◆ WHAT THIS TASK INVOLVES ◆
Extract all lines that hold "screenshot" from the records below.

>>>>

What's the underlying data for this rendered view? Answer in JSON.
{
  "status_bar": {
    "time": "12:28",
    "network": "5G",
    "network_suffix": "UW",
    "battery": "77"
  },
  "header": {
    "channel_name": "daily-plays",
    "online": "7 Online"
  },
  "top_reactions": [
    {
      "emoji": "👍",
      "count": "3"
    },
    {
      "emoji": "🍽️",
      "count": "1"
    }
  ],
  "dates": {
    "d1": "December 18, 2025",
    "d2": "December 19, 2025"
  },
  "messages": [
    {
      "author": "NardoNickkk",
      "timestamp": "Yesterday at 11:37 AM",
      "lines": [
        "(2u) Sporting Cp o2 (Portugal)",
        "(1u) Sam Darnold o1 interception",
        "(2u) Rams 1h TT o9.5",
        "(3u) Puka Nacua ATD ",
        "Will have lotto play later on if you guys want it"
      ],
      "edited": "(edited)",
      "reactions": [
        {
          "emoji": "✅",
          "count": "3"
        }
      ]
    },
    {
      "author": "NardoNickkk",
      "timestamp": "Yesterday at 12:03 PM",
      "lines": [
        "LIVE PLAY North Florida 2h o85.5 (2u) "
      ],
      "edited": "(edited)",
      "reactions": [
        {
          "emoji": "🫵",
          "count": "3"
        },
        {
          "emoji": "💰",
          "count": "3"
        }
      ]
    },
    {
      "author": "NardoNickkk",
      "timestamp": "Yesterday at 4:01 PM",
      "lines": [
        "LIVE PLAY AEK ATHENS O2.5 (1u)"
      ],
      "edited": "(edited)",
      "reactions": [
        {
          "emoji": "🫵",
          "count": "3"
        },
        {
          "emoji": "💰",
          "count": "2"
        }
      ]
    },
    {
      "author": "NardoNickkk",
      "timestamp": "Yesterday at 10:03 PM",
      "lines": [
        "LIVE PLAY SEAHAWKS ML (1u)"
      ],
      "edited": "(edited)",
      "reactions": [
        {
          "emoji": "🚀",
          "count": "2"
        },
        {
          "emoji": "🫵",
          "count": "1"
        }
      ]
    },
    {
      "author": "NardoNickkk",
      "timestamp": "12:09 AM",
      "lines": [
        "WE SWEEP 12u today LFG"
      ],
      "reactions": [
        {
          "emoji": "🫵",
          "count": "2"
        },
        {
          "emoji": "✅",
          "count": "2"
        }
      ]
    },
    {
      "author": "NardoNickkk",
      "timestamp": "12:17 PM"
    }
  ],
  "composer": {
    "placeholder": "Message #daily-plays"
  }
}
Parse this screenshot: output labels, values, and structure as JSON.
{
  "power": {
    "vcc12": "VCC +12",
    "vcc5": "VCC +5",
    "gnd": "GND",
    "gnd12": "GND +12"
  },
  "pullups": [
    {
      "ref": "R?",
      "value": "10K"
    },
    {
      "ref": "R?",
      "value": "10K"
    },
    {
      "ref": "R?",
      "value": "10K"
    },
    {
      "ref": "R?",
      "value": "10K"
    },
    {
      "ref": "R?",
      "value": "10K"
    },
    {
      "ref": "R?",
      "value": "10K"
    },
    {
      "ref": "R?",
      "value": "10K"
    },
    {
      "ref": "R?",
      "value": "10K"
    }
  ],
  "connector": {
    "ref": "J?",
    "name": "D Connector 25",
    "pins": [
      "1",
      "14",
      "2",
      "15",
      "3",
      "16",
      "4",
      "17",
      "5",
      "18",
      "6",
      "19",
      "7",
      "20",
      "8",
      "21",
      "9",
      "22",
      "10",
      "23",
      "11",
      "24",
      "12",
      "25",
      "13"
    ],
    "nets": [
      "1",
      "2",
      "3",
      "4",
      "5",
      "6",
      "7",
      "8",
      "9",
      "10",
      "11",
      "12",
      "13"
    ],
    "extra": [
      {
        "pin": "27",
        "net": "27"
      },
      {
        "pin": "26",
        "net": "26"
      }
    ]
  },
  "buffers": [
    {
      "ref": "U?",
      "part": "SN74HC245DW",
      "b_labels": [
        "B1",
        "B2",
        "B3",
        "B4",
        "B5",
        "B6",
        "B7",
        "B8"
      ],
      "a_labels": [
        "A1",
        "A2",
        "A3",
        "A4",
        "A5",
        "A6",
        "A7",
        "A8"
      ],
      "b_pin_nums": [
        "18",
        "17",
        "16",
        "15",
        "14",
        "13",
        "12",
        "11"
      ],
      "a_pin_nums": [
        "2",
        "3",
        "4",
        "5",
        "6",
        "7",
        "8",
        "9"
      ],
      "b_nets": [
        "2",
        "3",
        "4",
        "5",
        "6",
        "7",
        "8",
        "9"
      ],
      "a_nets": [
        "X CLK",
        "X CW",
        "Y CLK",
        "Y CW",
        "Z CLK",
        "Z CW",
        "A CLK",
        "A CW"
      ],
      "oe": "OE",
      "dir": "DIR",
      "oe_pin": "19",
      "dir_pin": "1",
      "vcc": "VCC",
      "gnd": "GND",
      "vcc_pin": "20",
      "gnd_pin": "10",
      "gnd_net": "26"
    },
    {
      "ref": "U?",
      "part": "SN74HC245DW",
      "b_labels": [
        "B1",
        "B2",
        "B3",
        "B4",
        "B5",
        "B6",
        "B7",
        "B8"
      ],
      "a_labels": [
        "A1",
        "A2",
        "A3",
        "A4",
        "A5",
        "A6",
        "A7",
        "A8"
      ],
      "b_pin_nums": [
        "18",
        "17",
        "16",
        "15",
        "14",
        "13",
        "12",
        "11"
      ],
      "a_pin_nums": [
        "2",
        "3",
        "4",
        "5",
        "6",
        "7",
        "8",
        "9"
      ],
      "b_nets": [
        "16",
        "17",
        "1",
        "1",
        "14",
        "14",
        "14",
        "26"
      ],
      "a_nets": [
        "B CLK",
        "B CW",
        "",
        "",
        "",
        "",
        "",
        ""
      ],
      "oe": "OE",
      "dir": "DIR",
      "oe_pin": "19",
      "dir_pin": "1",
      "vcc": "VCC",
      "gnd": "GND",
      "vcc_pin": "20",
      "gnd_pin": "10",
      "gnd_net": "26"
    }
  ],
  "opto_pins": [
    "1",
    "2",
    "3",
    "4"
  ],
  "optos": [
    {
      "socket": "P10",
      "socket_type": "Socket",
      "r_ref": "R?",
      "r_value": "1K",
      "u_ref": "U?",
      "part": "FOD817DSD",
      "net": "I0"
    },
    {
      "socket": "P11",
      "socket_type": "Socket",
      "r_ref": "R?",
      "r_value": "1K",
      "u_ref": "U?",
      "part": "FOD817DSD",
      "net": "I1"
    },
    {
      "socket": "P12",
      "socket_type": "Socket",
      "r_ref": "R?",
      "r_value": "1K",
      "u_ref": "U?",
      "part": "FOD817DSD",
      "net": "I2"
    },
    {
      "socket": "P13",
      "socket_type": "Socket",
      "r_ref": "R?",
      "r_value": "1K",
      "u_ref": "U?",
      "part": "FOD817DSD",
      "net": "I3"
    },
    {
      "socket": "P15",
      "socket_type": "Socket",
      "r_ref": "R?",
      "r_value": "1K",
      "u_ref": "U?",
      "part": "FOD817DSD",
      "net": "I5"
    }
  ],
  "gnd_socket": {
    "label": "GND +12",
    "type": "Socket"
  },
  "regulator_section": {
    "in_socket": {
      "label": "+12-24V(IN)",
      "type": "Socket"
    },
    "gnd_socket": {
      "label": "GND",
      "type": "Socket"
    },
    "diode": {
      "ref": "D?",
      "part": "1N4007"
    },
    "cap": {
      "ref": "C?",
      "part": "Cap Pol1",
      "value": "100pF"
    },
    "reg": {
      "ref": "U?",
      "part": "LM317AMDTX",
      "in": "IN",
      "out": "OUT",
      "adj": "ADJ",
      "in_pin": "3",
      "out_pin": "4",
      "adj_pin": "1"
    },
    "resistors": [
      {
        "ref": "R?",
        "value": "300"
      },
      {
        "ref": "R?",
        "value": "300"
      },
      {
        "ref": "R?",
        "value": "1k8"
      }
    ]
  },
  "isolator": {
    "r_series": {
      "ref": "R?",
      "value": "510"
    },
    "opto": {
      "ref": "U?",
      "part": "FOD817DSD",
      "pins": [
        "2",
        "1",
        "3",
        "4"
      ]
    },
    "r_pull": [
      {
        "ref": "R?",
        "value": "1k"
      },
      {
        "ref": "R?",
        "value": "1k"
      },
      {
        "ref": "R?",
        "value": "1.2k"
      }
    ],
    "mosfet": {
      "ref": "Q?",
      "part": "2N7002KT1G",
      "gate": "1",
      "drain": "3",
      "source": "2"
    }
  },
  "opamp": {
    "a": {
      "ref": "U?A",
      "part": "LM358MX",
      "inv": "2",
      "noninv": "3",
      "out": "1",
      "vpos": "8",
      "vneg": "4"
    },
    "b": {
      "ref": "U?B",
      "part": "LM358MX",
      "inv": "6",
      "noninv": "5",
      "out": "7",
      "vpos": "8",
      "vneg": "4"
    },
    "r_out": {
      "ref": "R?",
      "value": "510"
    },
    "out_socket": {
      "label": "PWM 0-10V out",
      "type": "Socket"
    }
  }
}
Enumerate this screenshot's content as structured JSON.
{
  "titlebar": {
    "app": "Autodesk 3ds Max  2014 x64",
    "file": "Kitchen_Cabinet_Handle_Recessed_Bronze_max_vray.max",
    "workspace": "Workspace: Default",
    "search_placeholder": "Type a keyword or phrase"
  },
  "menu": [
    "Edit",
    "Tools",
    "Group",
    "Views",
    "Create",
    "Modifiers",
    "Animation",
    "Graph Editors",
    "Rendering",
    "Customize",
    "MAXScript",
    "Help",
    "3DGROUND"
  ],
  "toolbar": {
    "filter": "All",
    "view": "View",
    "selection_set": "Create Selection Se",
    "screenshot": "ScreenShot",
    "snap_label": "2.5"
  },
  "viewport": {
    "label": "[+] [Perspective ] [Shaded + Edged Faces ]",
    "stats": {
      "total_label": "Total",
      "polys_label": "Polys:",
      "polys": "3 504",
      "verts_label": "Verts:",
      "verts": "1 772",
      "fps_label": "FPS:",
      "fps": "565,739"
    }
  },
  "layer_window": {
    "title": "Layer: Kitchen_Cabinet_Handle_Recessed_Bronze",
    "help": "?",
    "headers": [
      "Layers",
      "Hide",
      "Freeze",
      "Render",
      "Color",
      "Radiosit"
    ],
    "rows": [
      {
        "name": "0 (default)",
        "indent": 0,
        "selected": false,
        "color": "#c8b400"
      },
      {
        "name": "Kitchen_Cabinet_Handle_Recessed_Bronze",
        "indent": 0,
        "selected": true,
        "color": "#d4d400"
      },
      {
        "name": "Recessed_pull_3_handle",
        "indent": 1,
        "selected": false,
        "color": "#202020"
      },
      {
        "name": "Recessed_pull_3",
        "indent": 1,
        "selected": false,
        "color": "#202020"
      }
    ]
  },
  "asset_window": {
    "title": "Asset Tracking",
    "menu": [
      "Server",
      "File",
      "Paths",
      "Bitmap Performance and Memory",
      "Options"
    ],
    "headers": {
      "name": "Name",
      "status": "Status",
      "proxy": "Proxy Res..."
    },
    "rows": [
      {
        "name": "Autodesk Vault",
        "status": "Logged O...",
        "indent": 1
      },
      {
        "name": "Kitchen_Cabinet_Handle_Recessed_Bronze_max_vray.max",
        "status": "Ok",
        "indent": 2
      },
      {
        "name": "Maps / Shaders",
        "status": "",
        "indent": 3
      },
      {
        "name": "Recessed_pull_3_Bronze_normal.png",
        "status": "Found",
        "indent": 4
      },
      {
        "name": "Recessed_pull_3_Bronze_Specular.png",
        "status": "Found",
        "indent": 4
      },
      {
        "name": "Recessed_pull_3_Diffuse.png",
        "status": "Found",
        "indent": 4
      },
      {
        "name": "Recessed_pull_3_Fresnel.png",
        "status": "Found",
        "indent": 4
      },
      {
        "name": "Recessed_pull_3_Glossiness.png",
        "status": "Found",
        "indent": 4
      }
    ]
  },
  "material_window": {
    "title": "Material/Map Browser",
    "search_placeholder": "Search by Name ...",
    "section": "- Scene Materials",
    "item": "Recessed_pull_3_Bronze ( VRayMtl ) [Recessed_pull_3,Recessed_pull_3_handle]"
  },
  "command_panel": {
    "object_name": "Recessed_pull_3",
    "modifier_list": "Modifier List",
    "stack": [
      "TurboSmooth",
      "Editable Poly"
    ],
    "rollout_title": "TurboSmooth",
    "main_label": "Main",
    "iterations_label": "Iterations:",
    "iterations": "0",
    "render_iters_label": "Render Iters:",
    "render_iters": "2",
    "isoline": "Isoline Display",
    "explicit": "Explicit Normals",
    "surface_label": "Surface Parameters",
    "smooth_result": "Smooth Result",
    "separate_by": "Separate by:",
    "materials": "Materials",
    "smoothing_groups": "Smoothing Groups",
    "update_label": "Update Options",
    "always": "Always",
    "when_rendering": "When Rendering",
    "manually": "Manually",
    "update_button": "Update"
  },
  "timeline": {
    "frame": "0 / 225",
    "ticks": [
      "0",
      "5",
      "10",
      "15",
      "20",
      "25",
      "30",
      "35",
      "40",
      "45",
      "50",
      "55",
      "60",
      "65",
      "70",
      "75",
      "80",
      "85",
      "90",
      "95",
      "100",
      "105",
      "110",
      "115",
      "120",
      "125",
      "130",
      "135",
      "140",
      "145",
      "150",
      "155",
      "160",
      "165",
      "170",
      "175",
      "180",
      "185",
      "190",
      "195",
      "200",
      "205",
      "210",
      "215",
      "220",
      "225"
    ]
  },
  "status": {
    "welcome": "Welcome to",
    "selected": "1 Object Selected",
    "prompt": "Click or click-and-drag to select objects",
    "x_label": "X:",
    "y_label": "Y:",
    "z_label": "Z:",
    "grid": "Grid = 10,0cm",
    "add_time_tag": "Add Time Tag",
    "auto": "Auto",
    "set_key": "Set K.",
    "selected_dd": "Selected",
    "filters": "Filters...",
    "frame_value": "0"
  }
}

<<<<

◆ CORRECT RESULT ◆
Parse this screenshot: output labels, values, and structure as JSON.
Enumerate this screenshot's content as structured JSON.
    "screenshot": "ScreenShot",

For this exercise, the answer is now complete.